QUÉ DEBES HACER ::
[A] Indica si cada afirmación concuerda con el texto sobre la dimisión política y responde sí o no, citando literalmente las palabras del texto que lo deciden: (i) la dimisión sólo puede ser bella si no es esperada o debida; (ii) la dimisión debe sujetarse a un plazo; (iii) en un sistema democrático, el Presidente del Gobierno habría destituido al ministro.
[B] Escribe, por favor, la continuación del texto sobre la dimisión política a partir de su última oración.

TEXTO MOSTRADO ::
◇ ◇ ◇ ◇ ◇
La dimisión de un cargo político, si es auténtica, participa de la condición del suicidio y del heroísmo. Sólo puede ser bella si no es esperada o debida. Y sólo es justa si no es sincera. Como puro acto de renuncia de una conciencia irrenunciable, la dimisión no tolera sujetarse a un plazo o a la aceptación de otra conciencia. Y exige en el dimisionario tanta lucidez mental como inocencia moral e ingenuidad social. Lucidez, para comprender la irrevocable imposibilidad de alcanzar, en la nueva circunstancia, el ideal perseguido. Inocencia, para oponer la fuerza interior del carácter a la presión de los intereses continuistas. Ingenuidad, para confiar su gesto idealista a la reacción de la sociedad.

La confusión entre motivos nobles de dimisión y causas innobles de destitución es un truco del «espíritu de cuerpo», que la clase política hereda de la sociedad gremial. Una oposición «leal» pide y espera la dimisión de un Ministro -que ha impulsado y aplicado una ley fascista aprobada por el Gobierno, el partido mayoritario y el Parlamento- para que caiga sobre su cabeza de turco toda la responsabilidad, O sea, para salvar al Gobierno socialista, y a ella misma, del trance de la destitución con una moción de censura. Los que se dan por satisfechos con la dimisión del jactancioso ministro (por hecho tan grave para las libertades ciudadanas, que es lo que distingue a esta oligarquía de partidos de la anterior dictadura) son los verdaderos responsables de que el pueblo español no sepa lo que es una democracia y, en consecuencia, no la desee.

A pesar del parecido de familia, es inconcebible que alguno de los parientes europeos del régimen español pudiera derogar la inviolabilidad legal del domicilio sin provocar una crisis de las instituciones y un sobresalto de indignación en la opinión pública. Seguimos siendo diferentes porque las clases intelectualmente dirigentes y los medios de comunicación han conseguido hacer del español, en apenas dos generaciones amedrentadas, un pueblo cultural y políticamente indiferente. Indiferente, por ejemplo, a que un miembro del Gobierno anuncie al público su intención de dimitir si la autoridad judicial, que debe juzgar libre de presiones, falla en contra de sus deseos. En un sistema democrático, el Presidente del Gobierno habría destituido fulminantemente a un ministro tan insolente con uno de los poderes básicos del Estado.
◇ ◇ ◇ ◇ ◇
Registros de anotación espacial:
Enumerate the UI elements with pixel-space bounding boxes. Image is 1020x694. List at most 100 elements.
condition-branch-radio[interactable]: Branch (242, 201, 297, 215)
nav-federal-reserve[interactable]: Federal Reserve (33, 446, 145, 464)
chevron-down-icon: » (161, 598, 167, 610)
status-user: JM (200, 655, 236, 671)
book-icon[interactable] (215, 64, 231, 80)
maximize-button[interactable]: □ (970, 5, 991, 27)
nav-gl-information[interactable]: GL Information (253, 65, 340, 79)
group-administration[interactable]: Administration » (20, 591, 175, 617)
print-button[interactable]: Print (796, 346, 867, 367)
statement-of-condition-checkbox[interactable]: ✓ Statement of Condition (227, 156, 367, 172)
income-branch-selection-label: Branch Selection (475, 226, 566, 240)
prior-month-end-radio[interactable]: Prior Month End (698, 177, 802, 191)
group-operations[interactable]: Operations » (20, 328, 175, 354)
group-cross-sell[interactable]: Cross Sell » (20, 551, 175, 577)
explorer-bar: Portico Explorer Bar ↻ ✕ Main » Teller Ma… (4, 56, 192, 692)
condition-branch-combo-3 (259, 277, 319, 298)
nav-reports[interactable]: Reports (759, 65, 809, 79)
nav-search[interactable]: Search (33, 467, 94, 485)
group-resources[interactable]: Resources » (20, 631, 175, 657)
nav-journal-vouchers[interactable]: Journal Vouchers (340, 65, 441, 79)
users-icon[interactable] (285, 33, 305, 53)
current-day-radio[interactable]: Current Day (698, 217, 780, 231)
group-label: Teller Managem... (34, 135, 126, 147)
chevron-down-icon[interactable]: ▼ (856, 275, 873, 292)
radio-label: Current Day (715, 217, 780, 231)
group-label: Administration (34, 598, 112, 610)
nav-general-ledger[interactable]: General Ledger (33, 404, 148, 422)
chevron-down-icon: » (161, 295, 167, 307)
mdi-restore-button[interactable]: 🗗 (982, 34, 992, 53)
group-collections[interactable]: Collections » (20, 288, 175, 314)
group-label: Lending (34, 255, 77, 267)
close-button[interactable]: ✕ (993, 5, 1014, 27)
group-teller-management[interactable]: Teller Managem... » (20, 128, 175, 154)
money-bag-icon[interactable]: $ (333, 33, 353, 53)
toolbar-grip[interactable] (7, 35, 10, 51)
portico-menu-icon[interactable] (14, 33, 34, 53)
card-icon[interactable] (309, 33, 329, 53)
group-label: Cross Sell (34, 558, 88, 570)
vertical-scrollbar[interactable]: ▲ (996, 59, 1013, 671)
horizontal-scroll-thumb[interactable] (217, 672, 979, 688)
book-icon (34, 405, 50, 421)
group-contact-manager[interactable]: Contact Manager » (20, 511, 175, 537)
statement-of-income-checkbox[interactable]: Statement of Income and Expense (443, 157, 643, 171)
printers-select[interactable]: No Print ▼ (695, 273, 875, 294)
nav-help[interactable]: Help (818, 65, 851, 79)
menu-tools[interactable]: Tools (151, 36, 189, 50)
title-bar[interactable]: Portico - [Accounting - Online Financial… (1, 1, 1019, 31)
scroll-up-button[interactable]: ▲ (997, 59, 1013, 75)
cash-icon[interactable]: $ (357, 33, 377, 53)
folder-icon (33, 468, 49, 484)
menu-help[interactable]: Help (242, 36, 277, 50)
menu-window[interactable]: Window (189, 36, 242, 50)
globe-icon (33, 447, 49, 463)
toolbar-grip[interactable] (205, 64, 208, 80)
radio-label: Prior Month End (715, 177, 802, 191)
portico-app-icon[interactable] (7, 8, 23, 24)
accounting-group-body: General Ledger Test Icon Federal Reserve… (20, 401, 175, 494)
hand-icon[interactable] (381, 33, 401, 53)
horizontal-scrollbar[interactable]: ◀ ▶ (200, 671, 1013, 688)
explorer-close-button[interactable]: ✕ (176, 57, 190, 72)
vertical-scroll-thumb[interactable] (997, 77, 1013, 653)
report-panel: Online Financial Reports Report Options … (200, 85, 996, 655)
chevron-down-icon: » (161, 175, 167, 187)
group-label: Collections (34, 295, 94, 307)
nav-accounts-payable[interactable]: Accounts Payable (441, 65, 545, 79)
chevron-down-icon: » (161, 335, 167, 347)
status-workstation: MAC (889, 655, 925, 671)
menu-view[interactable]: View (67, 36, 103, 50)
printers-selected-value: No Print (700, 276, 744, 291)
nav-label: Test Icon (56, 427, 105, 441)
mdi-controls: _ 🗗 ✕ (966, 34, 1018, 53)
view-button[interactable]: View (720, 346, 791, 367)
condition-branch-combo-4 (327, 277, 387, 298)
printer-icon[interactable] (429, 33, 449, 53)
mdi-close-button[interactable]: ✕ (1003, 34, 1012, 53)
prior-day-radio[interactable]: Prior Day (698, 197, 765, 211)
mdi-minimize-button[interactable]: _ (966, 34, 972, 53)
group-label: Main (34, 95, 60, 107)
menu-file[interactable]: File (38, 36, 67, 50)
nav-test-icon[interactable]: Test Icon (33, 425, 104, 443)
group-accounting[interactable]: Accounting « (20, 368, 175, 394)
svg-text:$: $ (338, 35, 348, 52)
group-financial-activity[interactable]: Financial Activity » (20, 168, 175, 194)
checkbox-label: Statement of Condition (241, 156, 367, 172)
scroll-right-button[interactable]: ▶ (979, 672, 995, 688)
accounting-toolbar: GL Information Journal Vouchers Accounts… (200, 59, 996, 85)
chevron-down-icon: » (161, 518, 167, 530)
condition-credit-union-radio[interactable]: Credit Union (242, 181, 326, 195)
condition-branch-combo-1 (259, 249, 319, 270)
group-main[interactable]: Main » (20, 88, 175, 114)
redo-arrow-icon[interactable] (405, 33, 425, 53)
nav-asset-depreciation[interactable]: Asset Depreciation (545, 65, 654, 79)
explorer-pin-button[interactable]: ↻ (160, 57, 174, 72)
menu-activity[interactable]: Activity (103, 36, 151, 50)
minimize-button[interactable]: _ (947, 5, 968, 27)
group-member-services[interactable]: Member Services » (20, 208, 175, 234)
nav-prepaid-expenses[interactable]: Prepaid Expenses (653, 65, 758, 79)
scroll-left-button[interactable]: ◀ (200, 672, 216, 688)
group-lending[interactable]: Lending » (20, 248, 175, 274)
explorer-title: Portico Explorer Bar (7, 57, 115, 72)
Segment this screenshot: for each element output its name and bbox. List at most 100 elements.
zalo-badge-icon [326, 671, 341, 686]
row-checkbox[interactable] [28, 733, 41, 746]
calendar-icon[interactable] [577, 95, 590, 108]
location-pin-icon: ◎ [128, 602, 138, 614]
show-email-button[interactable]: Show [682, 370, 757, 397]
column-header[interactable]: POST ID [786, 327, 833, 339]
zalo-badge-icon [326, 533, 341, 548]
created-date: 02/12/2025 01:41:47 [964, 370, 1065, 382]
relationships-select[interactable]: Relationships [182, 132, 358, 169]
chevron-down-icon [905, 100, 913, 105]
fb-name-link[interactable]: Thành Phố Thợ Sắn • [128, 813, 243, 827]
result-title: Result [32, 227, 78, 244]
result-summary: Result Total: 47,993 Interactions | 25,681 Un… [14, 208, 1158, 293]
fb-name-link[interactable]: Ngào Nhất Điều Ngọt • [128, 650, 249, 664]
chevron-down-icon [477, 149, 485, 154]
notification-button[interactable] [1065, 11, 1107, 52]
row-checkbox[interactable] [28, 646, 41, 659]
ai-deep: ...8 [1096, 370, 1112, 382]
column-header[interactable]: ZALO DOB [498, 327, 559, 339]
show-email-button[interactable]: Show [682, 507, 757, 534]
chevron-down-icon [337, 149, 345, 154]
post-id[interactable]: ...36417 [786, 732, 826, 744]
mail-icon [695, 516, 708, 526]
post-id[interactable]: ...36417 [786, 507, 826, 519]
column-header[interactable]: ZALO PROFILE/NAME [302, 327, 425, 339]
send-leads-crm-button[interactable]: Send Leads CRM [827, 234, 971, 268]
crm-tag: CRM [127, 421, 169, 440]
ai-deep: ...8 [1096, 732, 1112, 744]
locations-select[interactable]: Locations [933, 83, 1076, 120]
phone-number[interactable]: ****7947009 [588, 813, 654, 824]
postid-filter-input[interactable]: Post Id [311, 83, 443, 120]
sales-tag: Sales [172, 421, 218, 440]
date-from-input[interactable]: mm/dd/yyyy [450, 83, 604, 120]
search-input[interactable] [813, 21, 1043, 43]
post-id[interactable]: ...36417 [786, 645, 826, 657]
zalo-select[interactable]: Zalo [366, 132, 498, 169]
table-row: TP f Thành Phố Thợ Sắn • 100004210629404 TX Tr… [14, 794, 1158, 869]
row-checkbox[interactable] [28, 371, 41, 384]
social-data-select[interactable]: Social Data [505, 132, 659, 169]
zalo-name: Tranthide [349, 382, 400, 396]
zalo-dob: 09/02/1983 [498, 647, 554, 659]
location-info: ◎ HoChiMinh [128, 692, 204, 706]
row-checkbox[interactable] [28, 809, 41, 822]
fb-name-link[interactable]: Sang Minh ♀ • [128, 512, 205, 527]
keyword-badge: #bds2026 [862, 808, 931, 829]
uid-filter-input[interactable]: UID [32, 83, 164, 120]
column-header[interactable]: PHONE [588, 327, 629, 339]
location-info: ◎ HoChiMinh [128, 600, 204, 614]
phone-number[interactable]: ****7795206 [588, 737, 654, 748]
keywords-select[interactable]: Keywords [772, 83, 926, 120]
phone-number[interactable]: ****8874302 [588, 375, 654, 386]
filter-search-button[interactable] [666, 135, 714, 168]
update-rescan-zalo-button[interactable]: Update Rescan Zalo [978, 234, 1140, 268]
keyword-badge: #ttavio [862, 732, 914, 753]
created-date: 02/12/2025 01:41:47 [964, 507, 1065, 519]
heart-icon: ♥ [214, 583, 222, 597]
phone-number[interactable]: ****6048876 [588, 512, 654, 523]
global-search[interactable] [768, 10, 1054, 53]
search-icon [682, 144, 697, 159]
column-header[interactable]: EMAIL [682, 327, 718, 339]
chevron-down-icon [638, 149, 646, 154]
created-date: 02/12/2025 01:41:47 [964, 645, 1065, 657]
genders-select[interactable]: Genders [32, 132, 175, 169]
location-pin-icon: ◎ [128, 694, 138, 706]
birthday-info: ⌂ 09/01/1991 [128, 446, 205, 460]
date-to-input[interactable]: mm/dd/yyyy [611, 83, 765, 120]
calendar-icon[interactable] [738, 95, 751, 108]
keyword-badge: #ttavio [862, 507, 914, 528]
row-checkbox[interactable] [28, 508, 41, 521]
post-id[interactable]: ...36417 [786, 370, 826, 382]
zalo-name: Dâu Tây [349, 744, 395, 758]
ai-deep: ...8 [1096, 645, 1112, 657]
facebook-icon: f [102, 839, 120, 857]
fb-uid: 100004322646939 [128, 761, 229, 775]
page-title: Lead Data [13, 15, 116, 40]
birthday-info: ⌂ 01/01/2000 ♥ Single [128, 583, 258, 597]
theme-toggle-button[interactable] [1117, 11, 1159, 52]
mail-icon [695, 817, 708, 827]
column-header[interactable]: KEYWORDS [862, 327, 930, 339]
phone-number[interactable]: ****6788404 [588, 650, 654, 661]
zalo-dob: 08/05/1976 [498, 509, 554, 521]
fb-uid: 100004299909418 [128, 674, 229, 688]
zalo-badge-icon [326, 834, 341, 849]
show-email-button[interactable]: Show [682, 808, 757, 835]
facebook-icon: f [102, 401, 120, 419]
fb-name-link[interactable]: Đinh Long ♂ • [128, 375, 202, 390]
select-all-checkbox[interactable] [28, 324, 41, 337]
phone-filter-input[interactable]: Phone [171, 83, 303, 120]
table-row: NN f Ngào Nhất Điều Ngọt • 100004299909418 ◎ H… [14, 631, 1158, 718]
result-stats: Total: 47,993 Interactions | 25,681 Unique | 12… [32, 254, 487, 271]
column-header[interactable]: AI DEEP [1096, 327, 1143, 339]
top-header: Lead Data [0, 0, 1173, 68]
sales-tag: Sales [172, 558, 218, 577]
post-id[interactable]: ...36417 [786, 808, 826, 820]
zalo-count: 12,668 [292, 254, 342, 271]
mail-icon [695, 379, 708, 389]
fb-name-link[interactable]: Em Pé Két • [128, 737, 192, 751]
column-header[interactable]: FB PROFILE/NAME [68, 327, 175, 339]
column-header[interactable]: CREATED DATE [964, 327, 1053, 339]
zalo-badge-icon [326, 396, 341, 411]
◇ ◇ ◇ ◇ ◇
RESPUESTAS DEL EJERCICIO ::
[A]
(i) Sí: «Sólo puede ser bella si no es esperada o debida.»
(ii) No: «la dimisión no tolera sujetarse a un plazo o a la aceptación de otra conciencia.»
(iii) Sí: «En un sistema democrático, el Presidente del Gobierno habría destituido fulminantemente a un ministro tan insolente con uno de los poderes básicos del Estado.»

[B]
La simple utilización de la dimisión, como un mal o una amenaza para otros, denota la falta de conciencia moral que distingue a la superchería. Porque el fundamento de la dimisión, como en la antigua catarsis griega, consiste precisamente en lo contrario. En la esperanza de que un inesperado y gratuito rasgo de belleza moral irrumpa en la noche oscura de la bajeza colectiva, y haga brotar de la conciencia de fealdad un manantial de sentimientos de nobleza. Es natural que semejante idioma parezca chino celestial a los profesionales del poder. Pero no es fácil de comprender que tantos escritores y periodistas de buena fe anden buscando tres pies al gato de una dimisión anunciada, a sabiendas de que el ministro dimisionario hace gala de no tener sentimientos de vergüenza política, ni remordimiento moral, por haber allanado millares de moradas, en virtud de una ley violadora del Estado de derechos humanos. Su dimisión es premio de honor a la soberbia del poder socialista.